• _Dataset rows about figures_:
┌──

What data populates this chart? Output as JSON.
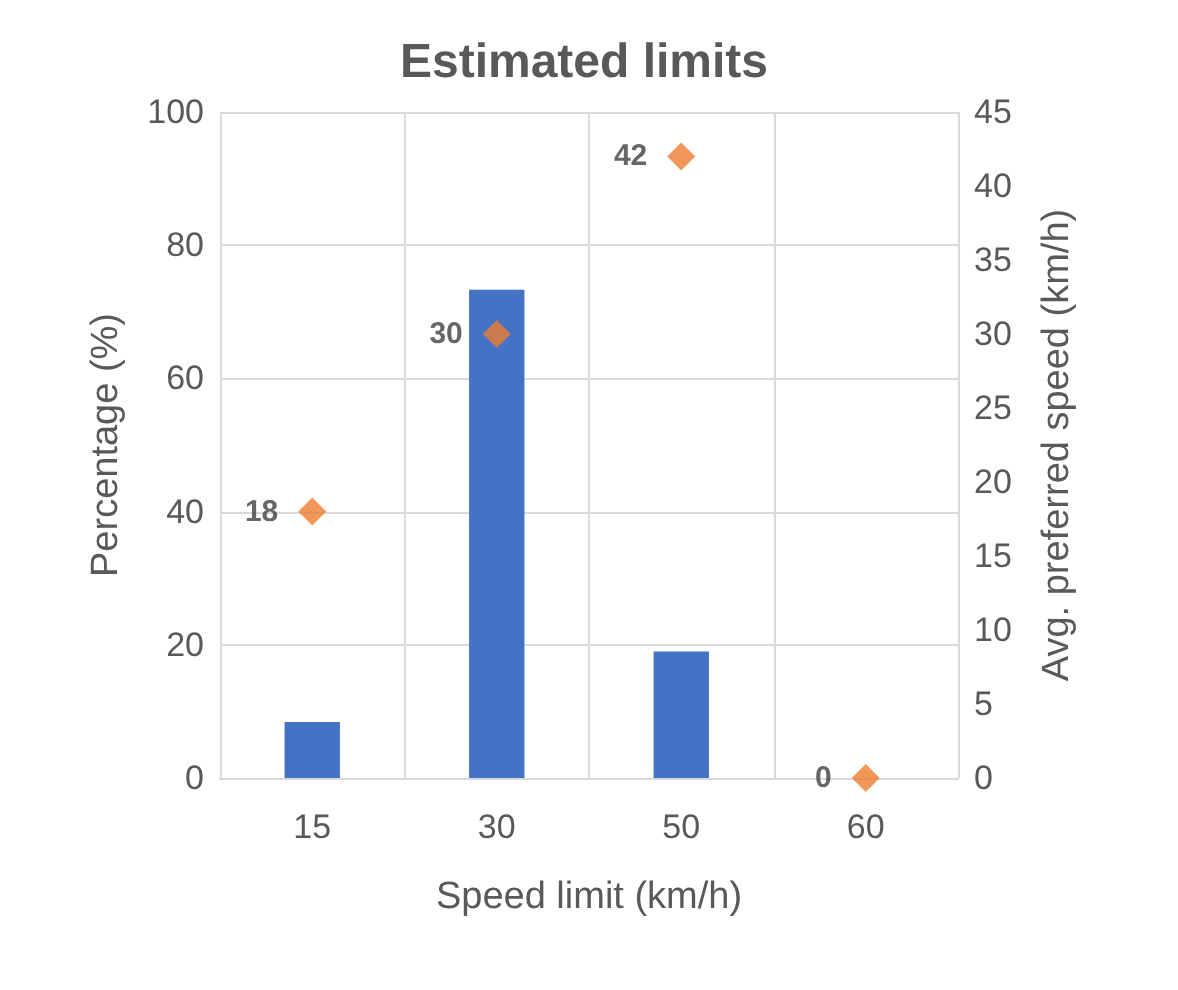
{
  "chart_data": {
    "type": "bar",
    "title": "Estimated limits",
    "xlabel": "Speed limit (km/h)",
    "ylabel": "Percentage (%)",
    "y2label": "Avg. preferred speed (km/h)",
    "categories": [
      "15",
      "30",
      "50",
      "60"
    ],
    "series": [
      {
        "color": "#4472c4",
        "values": [
          8.4,
          73.3,
          19,
          0
        ]
      },
      {
        "type": "scatter",
        "axis": "y2",
        "color": "#ed7d31",
        "values": [
          18,
          30,
          42,
          0
        ],
        "data_labels": true,
        "marker": "diamond"
      }
    ],
    "ylim": [
      0,
      100
    ],
    "yticks": [
      0,
      20,
      40,
      60,
      80,
      100
    ],
    "y2lim": [
      0,
      45
    ],
    "y2ticks": [
      0,
      5,
      10,
      15,
      20,
      25,
      30,
      35,
      40,
      45
    ],
    "grid": true
  }
}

└──

• _GIVEN PROBLEM_: Copy out every line of the material above exactly, skipping the pictures.

• _EXERCISE RESULT_:
What data populates this chart? Output as JSON.
{
  "chart_data": {
    "type": "bar",
    "title": "Estimated limits",
    "xlabel": "Speed limit (km/h)",
    "ylabel": "Percentage (%)",
    "y2label": "Avg. preferred speed (km/h)",
    "categories": [
      "15",
      "30",
      "50",
      "60"
    ],
    "series": [
      {
        "color": "#4472c4",
        "values": [
          8.4,
          73.3,
          19,
          0
        ]
      },
      {
        "type": "scatter",
        "axis": "y2",
        "color": "#ed7d31",
        "values": [
          18,
          30,
          42,
          0
        ],
        "data_labels": true,
        "marker": "diamond"
      }
    ],
    "ylim": [
      0,
      100
    ],
    "yticks": [
      0,
      20,
      40,
      60,
      80,
      100
    ],
    "y2lim": [
      0,
      45
    ],
    "y2ticks": [
      0,
      5,
      10,
      15,
      20,
      25,
      30,
      35,
      40,
      45
    ],
    "grid": true
  }
}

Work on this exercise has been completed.